Direction: Copy each line of the records that contains the word "ressemblances".

Begin

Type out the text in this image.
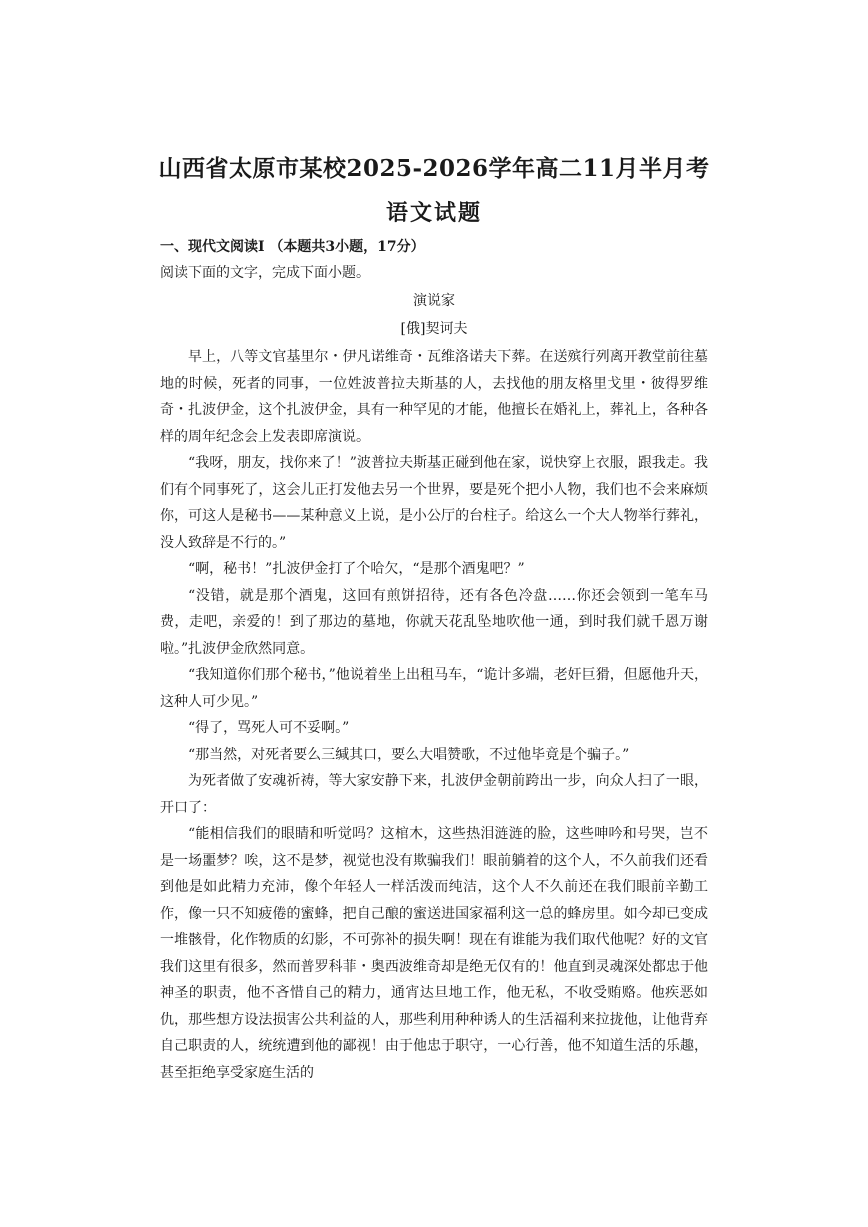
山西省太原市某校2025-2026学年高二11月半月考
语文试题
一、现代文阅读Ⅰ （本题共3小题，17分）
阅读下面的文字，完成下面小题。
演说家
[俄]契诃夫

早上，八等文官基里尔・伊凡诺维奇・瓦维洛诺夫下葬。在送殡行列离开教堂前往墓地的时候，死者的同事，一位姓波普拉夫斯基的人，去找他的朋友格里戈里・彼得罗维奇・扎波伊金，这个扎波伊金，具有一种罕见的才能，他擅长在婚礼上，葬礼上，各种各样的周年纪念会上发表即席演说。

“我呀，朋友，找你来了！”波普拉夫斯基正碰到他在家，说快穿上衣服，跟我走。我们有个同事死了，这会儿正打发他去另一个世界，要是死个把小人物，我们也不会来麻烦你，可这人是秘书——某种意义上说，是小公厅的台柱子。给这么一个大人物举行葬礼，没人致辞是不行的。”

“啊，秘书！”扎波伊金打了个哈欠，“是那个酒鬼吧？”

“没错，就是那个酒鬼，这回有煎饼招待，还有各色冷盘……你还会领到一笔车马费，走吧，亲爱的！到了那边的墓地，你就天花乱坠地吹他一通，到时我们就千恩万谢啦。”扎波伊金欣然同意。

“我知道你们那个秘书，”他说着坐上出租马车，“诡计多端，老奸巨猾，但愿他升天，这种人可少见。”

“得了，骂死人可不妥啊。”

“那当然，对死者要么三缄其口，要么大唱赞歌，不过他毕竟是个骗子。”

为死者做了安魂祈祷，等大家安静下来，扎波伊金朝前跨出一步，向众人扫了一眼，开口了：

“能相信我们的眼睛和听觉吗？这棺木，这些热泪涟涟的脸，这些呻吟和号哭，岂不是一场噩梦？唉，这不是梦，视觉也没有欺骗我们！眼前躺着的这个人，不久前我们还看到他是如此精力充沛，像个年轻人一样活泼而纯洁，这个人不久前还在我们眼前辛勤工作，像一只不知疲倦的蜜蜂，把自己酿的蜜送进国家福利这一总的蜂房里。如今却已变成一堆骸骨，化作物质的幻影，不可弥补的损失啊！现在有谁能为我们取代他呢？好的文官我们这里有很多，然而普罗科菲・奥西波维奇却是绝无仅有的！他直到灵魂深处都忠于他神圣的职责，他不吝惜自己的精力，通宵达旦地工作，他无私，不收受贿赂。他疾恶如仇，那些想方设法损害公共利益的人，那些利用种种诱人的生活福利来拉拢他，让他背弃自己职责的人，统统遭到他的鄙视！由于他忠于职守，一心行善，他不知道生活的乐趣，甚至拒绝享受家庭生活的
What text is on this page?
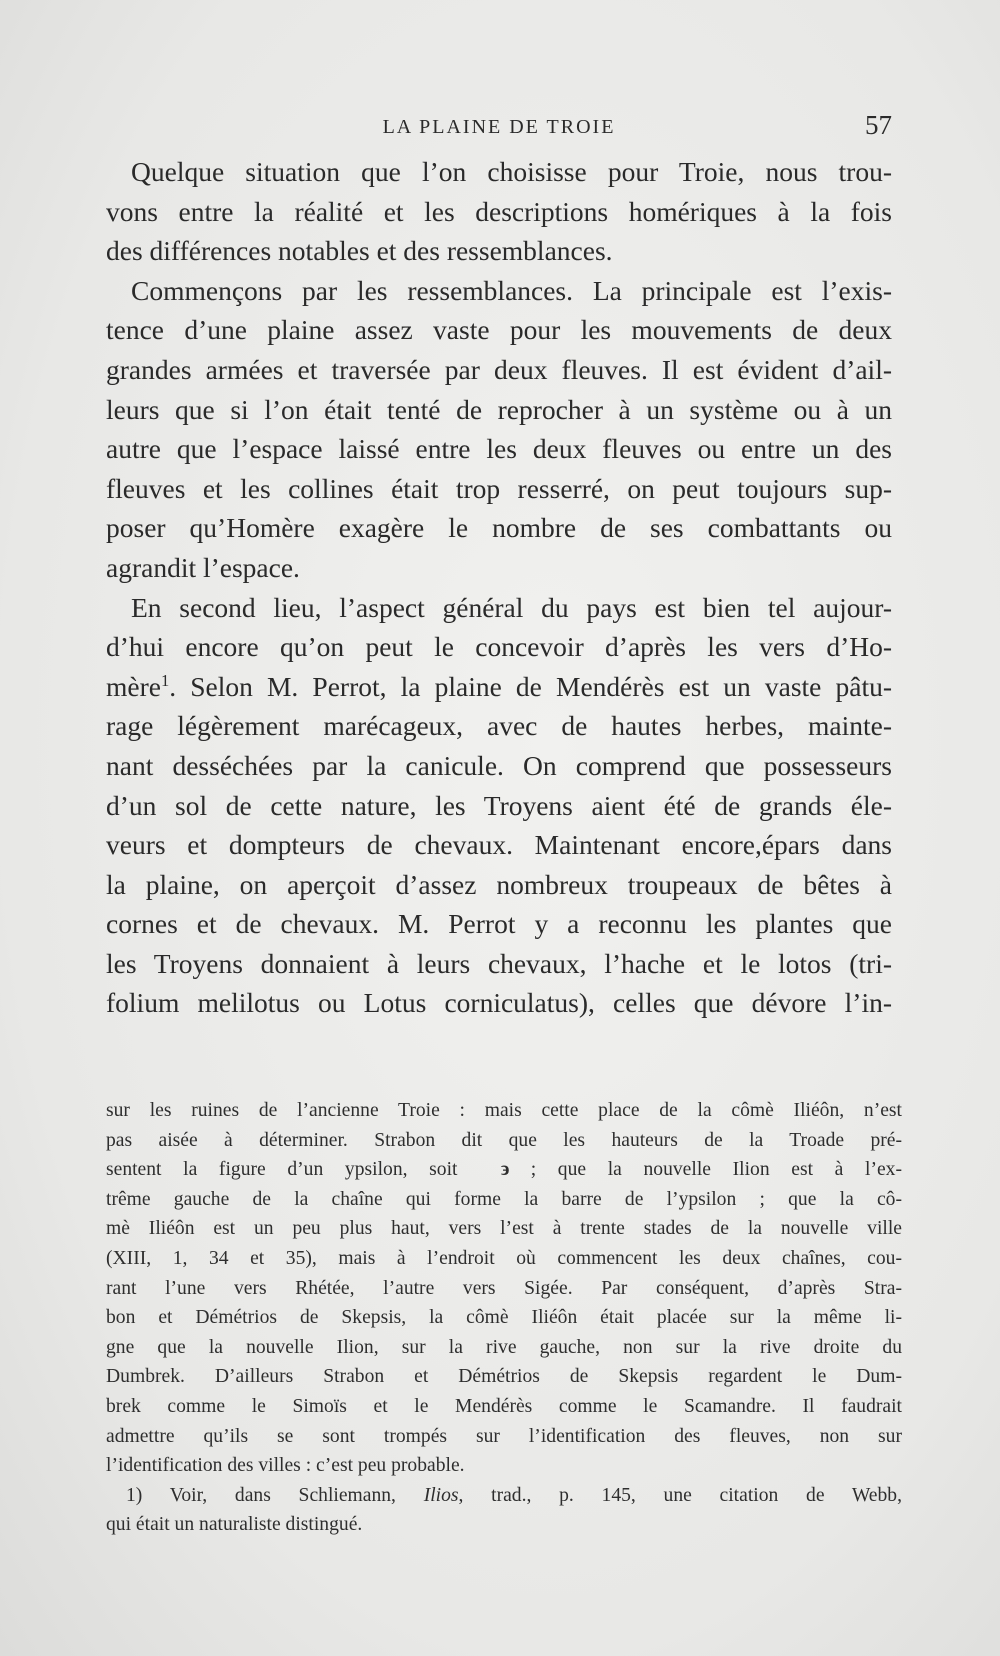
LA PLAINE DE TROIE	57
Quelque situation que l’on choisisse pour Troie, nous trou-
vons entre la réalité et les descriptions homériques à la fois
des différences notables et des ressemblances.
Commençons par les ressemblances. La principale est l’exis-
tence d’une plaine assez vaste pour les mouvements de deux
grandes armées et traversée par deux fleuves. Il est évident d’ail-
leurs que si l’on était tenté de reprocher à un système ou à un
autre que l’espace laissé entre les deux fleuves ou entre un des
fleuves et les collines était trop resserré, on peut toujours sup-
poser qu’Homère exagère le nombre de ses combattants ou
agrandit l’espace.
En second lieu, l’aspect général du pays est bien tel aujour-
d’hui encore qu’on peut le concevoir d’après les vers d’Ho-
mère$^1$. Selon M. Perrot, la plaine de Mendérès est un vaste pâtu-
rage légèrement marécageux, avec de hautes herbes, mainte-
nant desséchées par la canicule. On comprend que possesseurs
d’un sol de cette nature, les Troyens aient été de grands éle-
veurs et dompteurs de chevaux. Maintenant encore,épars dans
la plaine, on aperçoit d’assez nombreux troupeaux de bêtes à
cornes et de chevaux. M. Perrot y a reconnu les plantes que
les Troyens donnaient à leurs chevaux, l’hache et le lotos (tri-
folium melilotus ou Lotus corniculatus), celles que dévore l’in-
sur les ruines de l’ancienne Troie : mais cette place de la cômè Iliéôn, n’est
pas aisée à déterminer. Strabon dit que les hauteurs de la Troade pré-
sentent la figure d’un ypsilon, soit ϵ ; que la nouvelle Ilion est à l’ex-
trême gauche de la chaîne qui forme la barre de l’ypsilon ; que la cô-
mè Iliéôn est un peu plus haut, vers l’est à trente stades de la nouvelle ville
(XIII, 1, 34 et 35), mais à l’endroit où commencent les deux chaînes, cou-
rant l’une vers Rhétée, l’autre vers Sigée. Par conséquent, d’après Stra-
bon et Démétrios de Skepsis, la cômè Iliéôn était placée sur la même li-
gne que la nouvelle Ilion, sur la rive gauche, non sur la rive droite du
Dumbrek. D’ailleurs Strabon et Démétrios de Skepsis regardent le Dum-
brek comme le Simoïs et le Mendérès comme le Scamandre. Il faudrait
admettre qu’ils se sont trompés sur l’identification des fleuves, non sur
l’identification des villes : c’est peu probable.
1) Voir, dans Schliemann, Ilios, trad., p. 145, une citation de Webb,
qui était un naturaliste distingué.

End

Full answer:
des différences notables et des ressemblances.
Commençons par les ressemblances. La principale est l’exis-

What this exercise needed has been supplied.